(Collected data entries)
◇ ◇ ◇
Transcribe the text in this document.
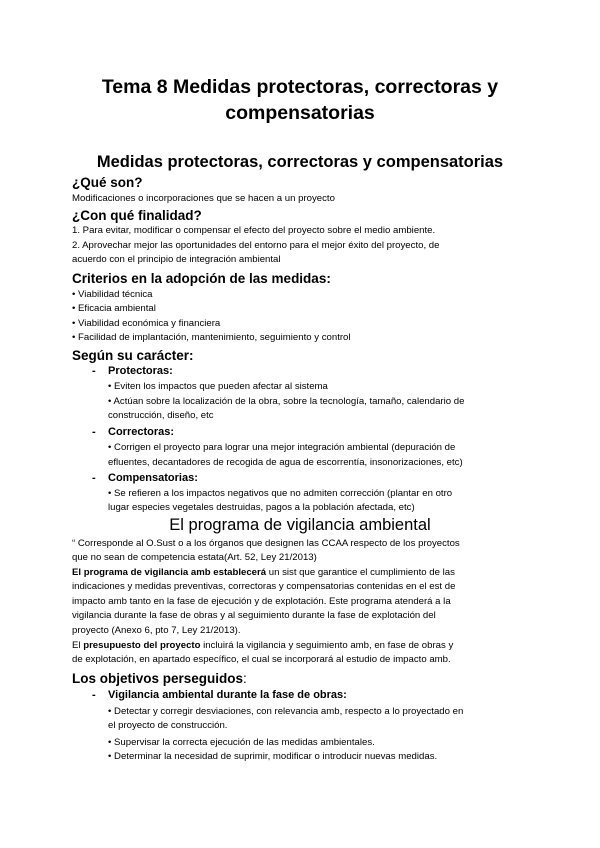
Tema 8 Medidas protectoras, correctoras y
compensatorias
Medidas protectoras, correctoras y compensatorias
¿Qué son?

Modificaciones o incorporaciones que se hacen a un proyecto

¿Con qué finalidad?

1. Para evitar, modificar o compensar el efecto del proyecto sobre el medio ambiente.

2. Aprovechar mejor las oportunidades del entorno para el mejor éxito del proyecto, de

acuerdo con el principio de integración ambiental

Criterios en la adopción de las medidas:

• Viabilidad técnica

• Eficacia ambiental

• Viabilidad económica y financiera

• Facilidad de implantación, mantenimiento, seguimiento y control

Según su carácter:

- Protectoras:

• Eviten los impactos que pueden afectar al sistema

• Actúan sobre la localización de la obra, sobre la tecnología, tamaño, calendario de

construcción, diseño, etc

- Correctoras:

• Corrigen el proyecto para lograr una mejor integración ambiental (depuración de

efluentes, decantadores de recogida de agua de escorrentía, insonorizaciones, etc)

- Compensatorias:

• Se refieren a los impactos negativos que no admiten corrección (plantar en otro

lugar especies vegetales destruidas, pagos a la población afectada, etc)

El programa de vigilancia ambiental

“ Corresponde al O.Sust o a los órganos que designen las CCAA respecto de los proyectos

que no sean de competencia estata(Art. 52, Ley 21/2013)

El programa de vigilancia amb establecerá un sist que garantice el cumplimiento de las

indicaciones y medidas preventivas, correctoras y compensatorias contenidas en el est de

impacto amb tanto en la fase de ejecución y de explotación. Este programa atenderá a la

vigilancia durante la fase de obras y al seguimiento durante la fase de explotación del

proyecto (Anexo 6, pto 7, Ley 21/2013).

El presupuesto del proyecto incluirá la vigilancia y seguimiento amb, en fase de obras y

de explotación, en apartado específico, el cual se incorporará al estudio de impacto amb.

Los objetivos perseguidos:

- Vigilancia ambiental durante la fase de obras:

• Detectar y corregir desviaciones, con relevancia amb, respecto a lo proyectado en

el proyecto de construcción.

• Supervisar la correcta ejecución de las medidas ambientales.

• Determinar la necesidad de suprimir, modificar o introducir nuevas medidas.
◇ ◇ ◇
WRITTEN TASK » Look through the entries above; copy each line where the string "explotación" appears.

RESPONSE TO THIS EXERCISE »
impacto amb tanto en la fase de ejecución y de explotación. Este programa atenderá a la
vigilancia durante la fase de obras y al seguimiento durante la fase de explotación del
de explotación, en apartado específico, el cual se incorporará al estudio de impacto amb.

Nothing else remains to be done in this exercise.